* _Aim_: Every record that follows must be duplicated exactly, with images left out.

(Extracted data entries)

* * *

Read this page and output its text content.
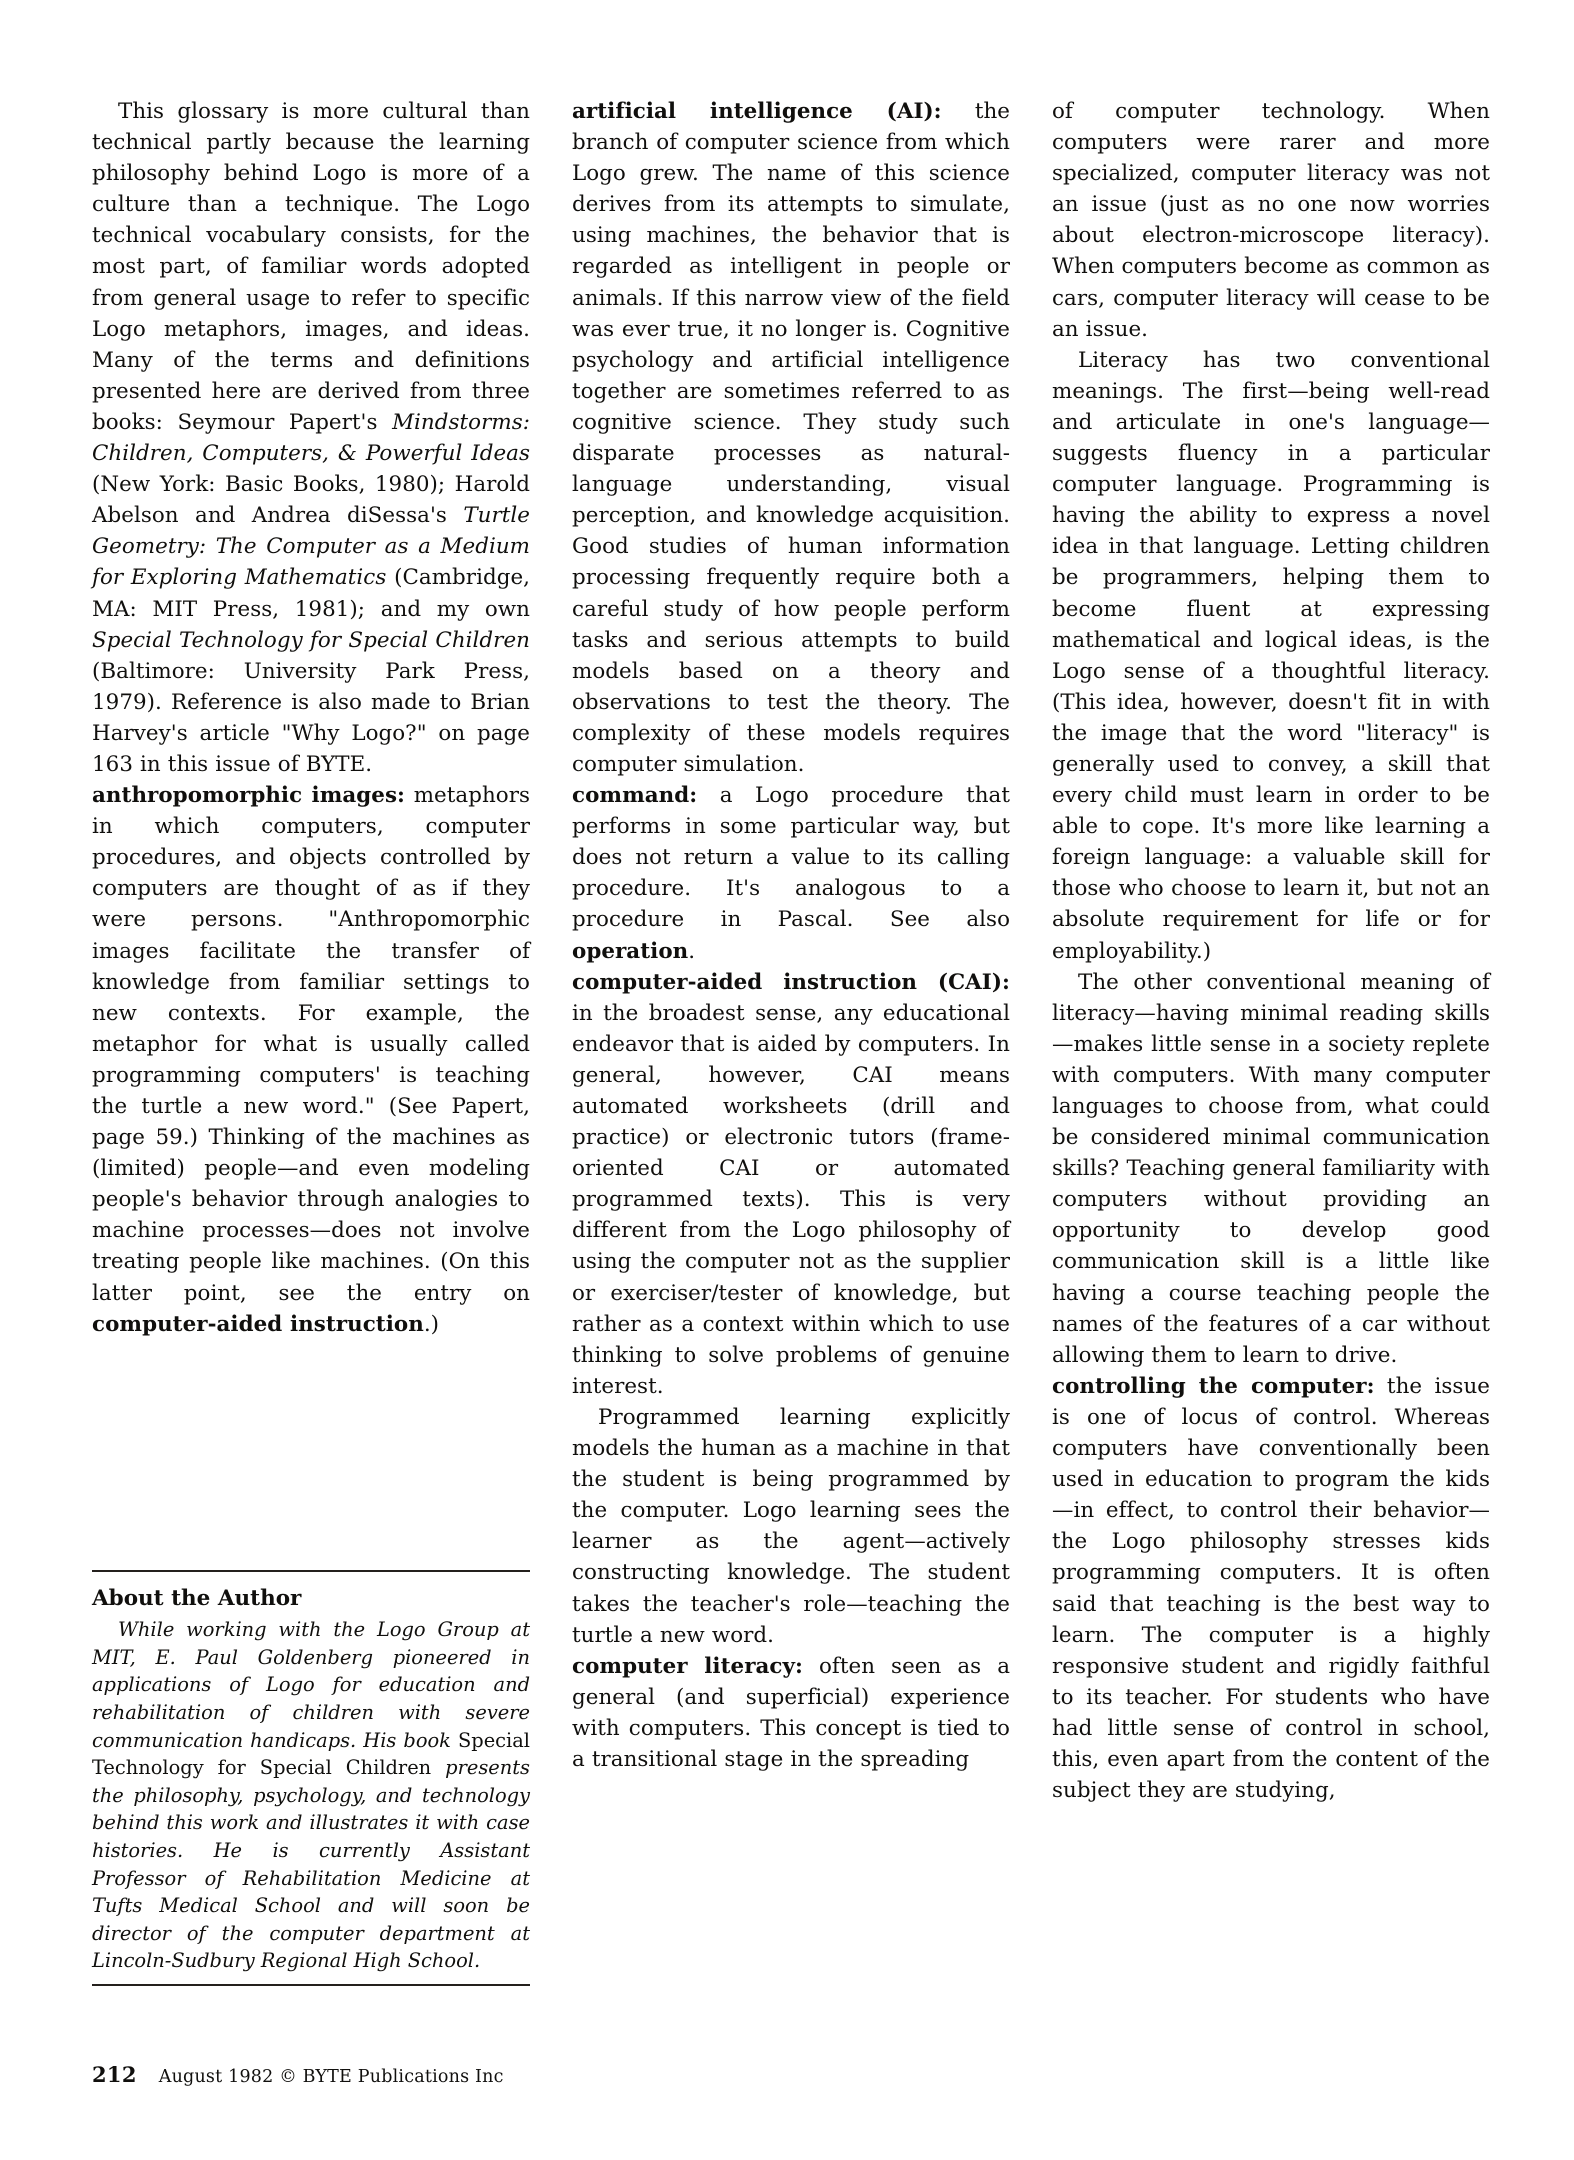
This glossary is more cultural than technical partly because the learning philosophy behind Logo is more of a culture than a technique. The Logo technical vocabulary consists, for the most part, of familiar words adopted from general usage to refer to specific Logo metaphors, images, and ideas. Many of the terms and definitions presented here are derived from three books: Seymour Papert's Mindstorms: Children, Computers, & Powerful Ideas (New York: Basic Books, 1980); Harold Abelson and Andrea diSessa's Turtle Geometry: The Computer as a Medium for Exploring Mathematics (Cambridge, MA: MIT Press, 1981); and my own Special Technology for Special Children (Baltimore: University Park Press, 1979). Reference is also made to Brian Harvey's article "Why Logo?" on page 163 in this issue of BYTE.

anthropomorphic images: metaphors in which computers, computer procedures, and objects controlled by computers are thought of as if they were persons. "Anthropomorphic images facilitate the transfer of knowledge from familiar settings to new contexts. For example, the metaphor for what is usually called programming computers' is teaching the turtle a new word." (See Papert, page 59.) Thinking of the machines as (limited) people—and even modeling people's behavior through analogies to machine processes—does not involve treating people like machines. (On this latter point, see the entry on computer-aided instruction.)

About the Author

While working with the Logo Group at MIT, E. Paul Goldenberg pioneered in applications of Logo for education and rehabilitation of children with severe communication handicaps. His book Special Technology for Special Children presents the philosophy, psychology, and technology behind this work and illustrates it with case histories. He is currently Assistant Professor of Rehabilitation Medicine at Tufts Medical School and will soon be director of the computer department at Lincoln-Sudbury Regional High School.

artificial intelligence (AI): the branch of computer science from which Logo grew. The name of this science derives from its attempts to simulate, using machines, the behavior that is regarded as intelligent in people or animals. If this narrow view of the field was ever true, it no longer is. Cognitive psychology and artificial intelligence together are sometimes referred to as cognitive science. They study such disparate processes as natural-language understanding, visual perception, and knowledge acquisition. Good studies of human information processing frequently require both a careful study of how people perform tasks and serious attempts to build models based on a theory and observations to test the theory. The complexity of these models requires computer simulation.

command: a Logo procedure that performs in some particular way, but does not return a value to its calling procedure. It's analogous to a procedure in Pascal. See also operation.

computer-aided instruction (CAI): in the broadest sense, any educational endeavor that is aided by computers. In general, however, CAI means automated worksheets (drill and practice) or electronic tutors (frame-oriented CAI or automated programmed texts). This is very different from the Logo philosophy of using the computer not as the supplier or exerciser/tester of knowledge, but rather as a context within which to use thinking to solve problems of genuine interest.

Programmed learning explicitly models the human as a machine in that the student is being programmed by the computer. Logo learning sees the learner as the agent—actively constructing knowledge. The student takes the teacher's role—teaching the turtle a new word.

computer literacy: often seen as a general (and superficial) experience with computers. This concept is tied to a transitional stage in the spreading

of computer technology. When computers were rarer and more specialized, computer literacy was not an issue (just as no one now worries about electron-microscope literacy). When computers become as common as cars, computer literacy will cease to be an issue.

Literacy has two conventional meanings. The first—being well-read and articulate in one's language—suggests fluency in a particular computer language. Programming is having the ability to express a novel idea in that language. Letting children be programmers, helping them to become fluent at expressing mathematical and logical ideas, is the Logo sense of a thoughtful literacy. (This idea, however, doesn't fit in with the image that the word "literacy" is generally used to convey, a skill that every child must learn in order to be able to cope. It's more like learning a foreign language: a valuable skill for those who choose to learn it, but not an absolute requirement for life or for employability.)

The other conventional meaning of literacy—having minimal reading skills—makes little sense in a society replete with computers. With many computer languages to choose from, what could be considered minimal communication skills? Teaching general familiarity with computers without providing an opportunity to develop good communication skill is a little like having a course teaching people the names of the features of a car without allowing them to learn to drive.

controlling the computer: the issue is one of locus of control. Whereas computers have conventionally been used in education to program the kids—in effect, to control their behavior—the Logo philosophy stresses kids programming computers. It is often said that teaching is the best way to learn. The computer is a highly responsive student and rigidly faithful to its teacher. For students who have had little sense of control in school, this, even apart from the content of the subject they are studying,

212 August 1982 © BYTE Publications Inc
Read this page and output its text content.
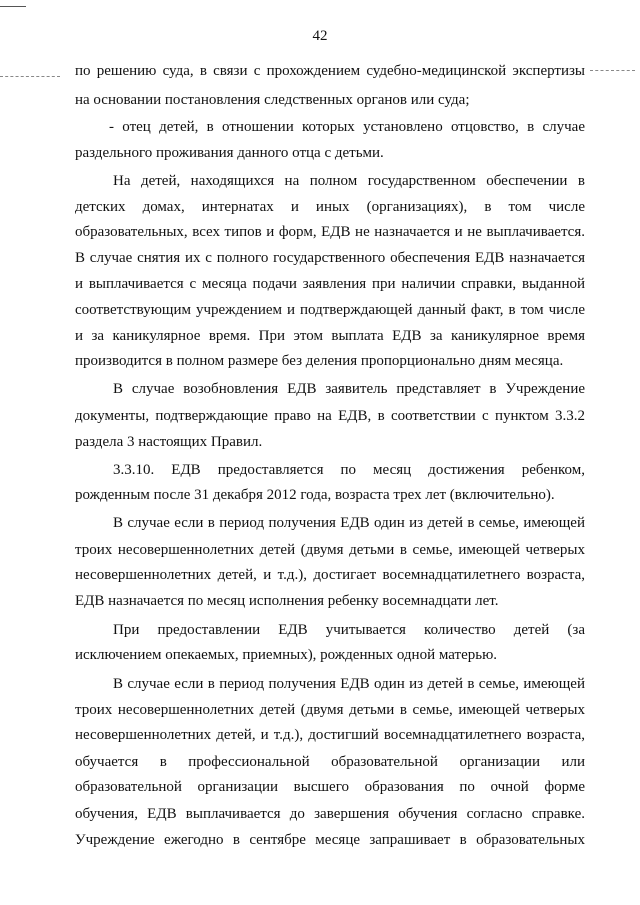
42
по решению суда, в связи с прохождением судебно-медицинской экспертизы
на основании постановления следственных органов или суда;
- отец детей, в отношении которых установлено отцовство, в случае
раздельного проживания данного отца с детьми.
На детей, находящихся на полном государственном обеспечении в
детских домах, интернатах и иных (организациях), в том числе
образовательных, всех типов и форм, ЕДВ не назначается и не выплачивается.
В случае снятия их с полного государственного обеспечения ЕДВ назначается
и выплачивается с месяца подачи заявления при наличии справки, выданной
соответствующим учреждением и подтверждающей данный факт, в том числе
и за каникулярное время. При этом выплата ЕДВ за каникулярное время
производится в полном размере без деления пропорционально дням месяца.
В случае возобновления ЕДВ заявитель представляет в Учреждение
документы, подтверждающие право на ЕДВ, в соответствии с пунктом 3.3.2
раздела 3 настоящих Правил.
3.3.10. ЕДВ предоставляется по месяц достижения ребенком,
рожденным после 31 декабря 2012 года, возраста трех лет (включительно).
В случае если в период получения ЕДВ один из детей в семье, имеющей
троих несовершеннолетних детей (двумя детьми в семье, имеющей четверых
несовершеннолетних детей, и т.д.), достигает восемнадцатилетнего возраста,
ЕДВ назначается по месяц исполнения ребенку восемнадцати лет.
При предоставлении ЕДВ учитывается количество детей (за
исключением опекаемых, приемных), рожденных одной матерью.
В случае если в период получения ЕДВ один из детей в семье, имеющей
троих несовершеннолетних детей (двумя детьми в семье, имеющей четверых
несовершеннолетних детей, и т.д.), достигший восемнадцатилетнего возраста,
обучается в профессиональной образовательной организации или
образовательной организации высшего образования по очной форме
обучения, ЕДВ выплачивается до завершения обучения согласно справке.
Учреждение ежегодно в сентябре месяце запрашивает в образовательных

* * *

* _Solution to this task_:
Read this page and output its text content.
This glossary is more cultural than technical partly because the learning philosophy behind Logo is more of a culture than a technique. The Logo technical vocabulary consists, for the most part, of familiar words adopted from general usage to refer to specific Logo metaphors, images, and ideas. Many of the terms and definitions presented here are derived from three books: Seymour Papert's Mindstorms: Children, Computers, & Powerful Ideas (New York: Basic Books, 1980); Harold Abelson and Andrea diSessa's Turtle Geometry: The Computer as a Medium for Exploring Mathematics (Cambridge, MA: MIT Press, 1981); and my own Special Technology for Special Children (Baltimore: University Park Press, 1979). Reference is also made to Brian Harvey's article "Why Logo?" on page 163 in this issue of BYTE.

anthropomorphic images: metaphors in which computers, computer procedures, and objects controlled by computers are thought of as if they were persons. "Anthropomorphic images facilitate the transfer of knowledge from familiar settings to new contexts. For example, the metaphor for what is usually called programming computers' is teaching the turtle a new word." (See Papert, page 59.) Thinking of the machines as (limited) people—and even modeling people's behavior through analogies to machine processes—does not involve treating people like machines. (On this latter point, see the entry on computer-aided instruction.)

About the Author

While working with the Logo Group at MIT, E. Paul Goldenberg pioneered in applications of Logo for education and rehabilitation of children with severe communication handicaps. His book Special Technology for Special Children presents the philosophy, psychology, and technology behind this work and illustrates it with case histories. He is currently Assistant Professor of Rehabilitation Medicine at Tufts Medical School and will soon be director of the computer department at Lincoln-Sudbury Regional High School.

artificial intelligence (AI): the branch of computer science from which Logo grew. The name of this science derives from its attempts to simulate, using machines, the behavior that is regarded as intelligent in people or animals. If this narrow view of the field was ever true, it no longer is. Cognitive psychology and artificial intelligence together are sometimes referred to as cognitive science. They study such disparate processes as natural-language understanding, visual perception, and knowledge acquisition. Good studies of human information processing frequently require both a careful study of how people perform tasks and serious attempts to build models based on a theory and observations to test the theory. The complexity of these models requires computer simulation.

command: a Logo procedure that performs in some particular way, but does not return a value to its calling procedure. It's analogous to a procedure in Pascal. See also operation.

computer-aided instruction (CAI): in the broadest sense, any educational endeavor that is aided by computers. In general, however, CAI means automated worksheets (drill and practice) or electronic tutors (frame-oriented CAI or automated programmed texts). This is very different from the Logo philosophy of using the computer not as the supplier or exerciser/tester of knowledge, but rather as a context within which to use thinking to solve problems of genuine interest.

Programmed learning explicitly models the human as a machine in that the student is being programmed by the computer. Logo learning sees the learner as the agent—actively constructing knowledge. The student takes the teacher's role—teaching the turtle a new word.

computer literacy: often seen as a general (and superficial) experience with computers. This concept is tied to a transitional stage in the spreading

of computer technology. When computers were rarer and more specialized, computer literacy was not an issue (just as no one now worries about electron-microscope literacy). When computers become as common as cars, computer literacy will cease to be an issue.

Literacy has two conventional meanings. The first—being well-read and articulate in one's language—suggests fluency in a particular computer language. Programming is having the ability to express a novel idea in that language. Letting children be programmers, helping them to become fluent at expressing mathematical and logical ideas, is the Logo sense of a thoughtful literacy. (This idea, however, doesn't fit in with the image that the word "literacy" is generally used to convey, a skill that every child must learn in order to be able to cope. It's more like learning a foreign language: a valuable skill for those who choose to learn it, but not an absolute requirement for life or for employability.)

The other conventional meaning of literacy—having minimal reading skills—makes little sense in a society replete with computers. With many computer languages to choose from, what could be considered minimal communication skills? Teaching general familiarity with computers without providing an opportunity to develop good communication skill is a little like having a course teaching people the names of the features of a car without allowing them to learn to drive.

controlling the computer: the issue is one of locus of control. Whereas computers have conventionally been used in education to program the kids—in effect, to control their behavior—the Logo philosophy stresses kids programming computers. It is often said that teaching is the best way to learn. The computer is a highly responsive student and rigidly faithful to its teacher. For students who have had little sense of control in school, this, even apart from the content of the subject they are studying,

212 August 1982 © BYTE Publications Inc
Read this page and output its text content.
42
по решению суда, в связи с прохождением судебно-медицинской экспертизы
на основании постановления следственных органов или суда;
- отец детей, в отношении которых установлено отцовство, в случае
раздельного проживания данного отца с детьми.
На детей, находящихся на полном государственном обеспечении в
детских домах, интернатах и иных (организациях), в том числе
образовательных, всех типов и форм, ЕДВ не назначается и не выплачивается.
В случае снятия их с полного государственного обеспечения ЕДВ назначается
и выплачивается с месяца подачи заявления при наличии справки, выданной
соответствующим учреждением и подтверждающей данный факт, в том числе
и за каникулярное время. При этом выплата ЕДВ за каникулярное время
производится в полном размере без деления пропорционально дням месяца.
В случае возобновления ЕДВ заявитель представляет в Учреждение
документы, подтверждающие право на ЕДВ, в соответствии с пунктом 3.3.2
раздела 3 настоящих Правил.
3.3.10. ЕДВ предоставляется по месяц достижения ребенком,
рожденным после 31 декабря 2012 года, возраста трех лет (включительно).
В случае если в период получения ЕДВ один из детей в семье, имеющей
троих несовершеннолетних детей (двумя детьми в семье, имеющей четверых
несовершеннолетних детей, и т.д.), достигает восемнадцатилетнего возраста,
ЕДВ назначается по месяц исполнения ребенку восемнадцати лет.
При предоставлении ЕДВ учитывается количество детей (за
исключением опекаемых, приемных), рожденных одной матерью.
В случае если в период получения ЕДВ один из детей в семье, имеющей
троих несовершеннолетних детей (двумя детьми в семье, имеющей четверых
несовершеннолетних детей, и т.д.), достигший восемнадцатилетнего возраста,
обучается в профессиональной образовательной организации или
образовательной организации высшего образования по очной форме
обучения, ЕДВ выплачивается до завершения обучения согласно справке.
Учреждение ежегодно в сентябре месяце запрашивает в образовательных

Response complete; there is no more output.